> [Exercise aim]: Would you extract the whole listing below and retype it exactly?

> [Supplied entries]:
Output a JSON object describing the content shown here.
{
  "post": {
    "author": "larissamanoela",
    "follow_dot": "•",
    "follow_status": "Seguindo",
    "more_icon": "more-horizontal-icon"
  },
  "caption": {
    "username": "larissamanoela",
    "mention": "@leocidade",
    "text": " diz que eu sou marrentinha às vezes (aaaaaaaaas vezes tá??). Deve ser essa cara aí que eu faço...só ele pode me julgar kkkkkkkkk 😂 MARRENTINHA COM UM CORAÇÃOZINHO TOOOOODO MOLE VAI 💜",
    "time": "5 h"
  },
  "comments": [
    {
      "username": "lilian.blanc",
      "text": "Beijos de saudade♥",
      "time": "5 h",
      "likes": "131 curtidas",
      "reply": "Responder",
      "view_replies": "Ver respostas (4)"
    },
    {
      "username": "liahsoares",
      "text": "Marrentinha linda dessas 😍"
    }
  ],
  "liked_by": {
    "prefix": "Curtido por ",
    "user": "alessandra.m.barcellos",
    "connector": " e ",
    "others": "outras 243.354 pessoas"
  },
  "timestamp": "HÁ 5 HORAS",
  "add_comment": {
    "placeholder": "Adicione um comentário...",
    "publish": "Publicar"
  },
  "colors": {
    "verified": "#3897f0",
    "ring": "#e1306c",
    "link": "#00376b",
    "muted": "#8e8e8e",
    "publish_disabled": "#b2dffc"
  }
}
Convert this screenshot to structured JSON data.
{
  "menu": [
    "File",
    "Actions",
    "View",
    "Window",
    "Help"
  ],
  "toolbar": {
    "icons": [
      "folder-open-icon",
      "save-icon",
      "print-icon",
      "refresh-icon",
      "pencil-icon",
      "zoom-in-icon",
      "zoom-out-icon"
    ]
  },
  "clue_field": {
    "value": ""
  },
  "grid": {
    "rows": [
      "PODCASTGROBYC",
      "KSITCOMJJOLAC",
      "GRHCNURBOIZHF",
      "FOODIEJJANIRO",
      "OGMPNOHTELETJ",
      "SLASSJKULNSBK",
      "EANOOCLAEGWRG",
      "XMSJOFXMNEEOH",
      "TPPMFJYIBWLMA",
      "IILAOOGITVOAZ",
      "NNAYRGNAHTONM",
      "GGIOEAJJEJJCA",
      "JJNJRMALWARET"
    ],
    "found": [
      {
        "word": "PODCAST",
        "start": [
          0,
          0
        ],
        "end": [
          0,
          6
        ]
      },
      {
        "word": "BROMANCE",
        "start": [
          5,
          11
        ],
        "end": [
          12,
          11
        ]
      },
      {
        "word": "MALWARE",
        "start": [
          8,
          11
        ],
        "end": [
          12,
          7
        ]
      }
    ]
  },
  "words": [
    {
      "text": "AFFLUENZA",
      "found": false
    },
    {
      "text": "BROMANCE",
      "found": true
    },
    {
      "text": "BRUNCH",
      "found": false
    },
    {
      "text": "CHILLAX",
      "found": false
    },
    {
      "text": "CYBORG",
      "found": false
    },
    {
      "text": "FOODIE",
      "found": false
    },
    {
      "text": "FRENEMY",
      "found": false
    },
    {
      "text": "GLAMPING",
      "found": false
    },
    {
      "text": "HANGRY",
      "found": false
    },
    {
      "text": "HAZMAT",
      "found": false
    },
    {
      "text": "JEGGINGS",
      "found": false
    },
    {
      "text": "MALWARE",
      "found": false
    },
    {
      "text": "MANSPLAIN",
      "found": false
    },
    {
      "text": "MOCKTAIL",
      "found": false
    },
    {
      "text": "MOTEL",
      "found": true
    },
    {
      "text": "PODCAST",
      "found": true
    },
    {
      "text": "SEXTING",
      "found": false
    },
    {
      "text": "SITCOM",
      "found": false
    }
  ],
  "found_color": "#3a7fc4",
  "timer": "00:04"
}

> [Correct response]:
Output a JSON object describing the content shown here.
{
  "post": {
    "author": "larissamanoela",
    "follow_dot": "•",
    "follow_status": "Seguindo",
    "more_icon": "more-horizontal-icon"
  },
  "caption": {
    "username": "larissamanoela",
    "mention": "@leocidade",
    "text": " diz que eu sou marrentinha às vezes (aaaaaaaaas vezes tá??). Deve ser essa cara aí que eu faço...só ele pode me julgar kkkkkkkkk 😂 MARRENTINHA COM UM CORAÇÃOZINHO TOOOOODO MOLE VAI 💜",
    "time": "5 h"
  },
  "comments": [
    {
      "username": "lilian.blanc",
      "text": "Beijos de saudade♥",
      "time": "5 h",
      "likes": "131 curtidas",
      "reply": "Responder",
      "view_replies": "Ver respostas (4)"
    },
    {
      "username": "liahsoares",
      "text": "Marrentinha linda dessas 😍"
    }
  ],
  "liked_by": {
    "prefix": "Curtido por ",
    "user": "alessandra.m.barcellos",
    "connector": " e ",
    "others": "outras 243.354 pessoas"
  },
  "timestamp": "HÁ 5 HORAS",
  "add_comment": {
    "placeholder": "Adicione um comentário...",
    "publish": "Publicar"
  },
  "colors": {
    "verified": "#3897f0",
    "ring": "#e1306c",
    "link": "#00376b",
    "muted": "#8e8e8e",
    "publish_disabled": "#b2dffc"
  }
}
Convert this screenshot to structured JSON data.
{
  "menu": [
    "File",
    "Actions",
    "View",
    "Window",
    "Help"
  ],
  "toolbar": {
    "icons": [
      "folder-open-icon",
      "save-icon",
      "print-icon",
      "refresh-icon",
      "pencil-icon",
      "zoom-in-icon",
      "zoom-out-icon"
    ]
  },
  "clue_field": {
    "value": ""
  },
  "grid": {
    "rows": [
      "PODCASTGROBYC",
      "KSITCOMJJOLAC",
      "GRHCNURBOIZHF",
      "FOODIEJJANIRO",
      "OGMPNOHTELETJ",
      "SLASSJKULNSBK",
      "EANOOCLAEGWRG",
      "XMSJOFXMNEEOH",
      "TPPMFJYIBWLMA",
      "IILAOOGITVOAZ",
      "NNAYRGNAHTONM",
      "GGIOEAJJEJJCA",
      "JJNJRMALWARET"
    ],
    "found": [
      {
        "word": "PODCAST",
        "start": [
          0,
          0
        ],
        "end": [
          0,
          6
        ]
      },
      {
        "word": "BROMANCE",
        "start": [
          5,
          11
        ],
        "end": [
          12,
          11
        ]
      },
      {
        "word": "MALWARE",
        "start": [
          8,
          11
        ],
        "end": [
          12,
          7
        ]
      }
    ]
  },
  "words": [
    {
      "text": "AFFLUENZA",
      "found": false
    },
    {
      "text": "BROMANCE",
      "found": true
    },
    {
      "text": "BRUNCH",
      "found": false
    },
    {
      "text": "CHILLAX",
      "found": false
    },
    {
      "text": "CYBORG",
      "found": false
    },
    {
      "text": "FOODIE",
      "found": false
    },
    {
      "text": "FRENEMY",
      "found": false
    },
    {
      "text": "GLAMPING",
      "found": false
    },
    {
      "text": "HANGRY",
      "found": false
    },
    {
      "text": "HAZMAT",
      "found": false
    },
    {
      "text": "JEGGINGS",
      "found": false
    },
    {
      "text": "MALWARE",
      "found": false
    },
    {
      "text": "MANSPLAIN",
      "found": false
    },
    {
      "text": "MOCKTAIL",
      "found": false
    },
    {
      "text": "MOTEL",
      "found": true
    },
    {
      "text": "PODCAST",
      "found": true
    },
    {
      "text": "SEXTING",
      "found": false
    },
    {
      "text": "SITCOM",
      "found": false
    }
  ],
  "found_color": "#3a7fc4",
  "timer": "00:04"
}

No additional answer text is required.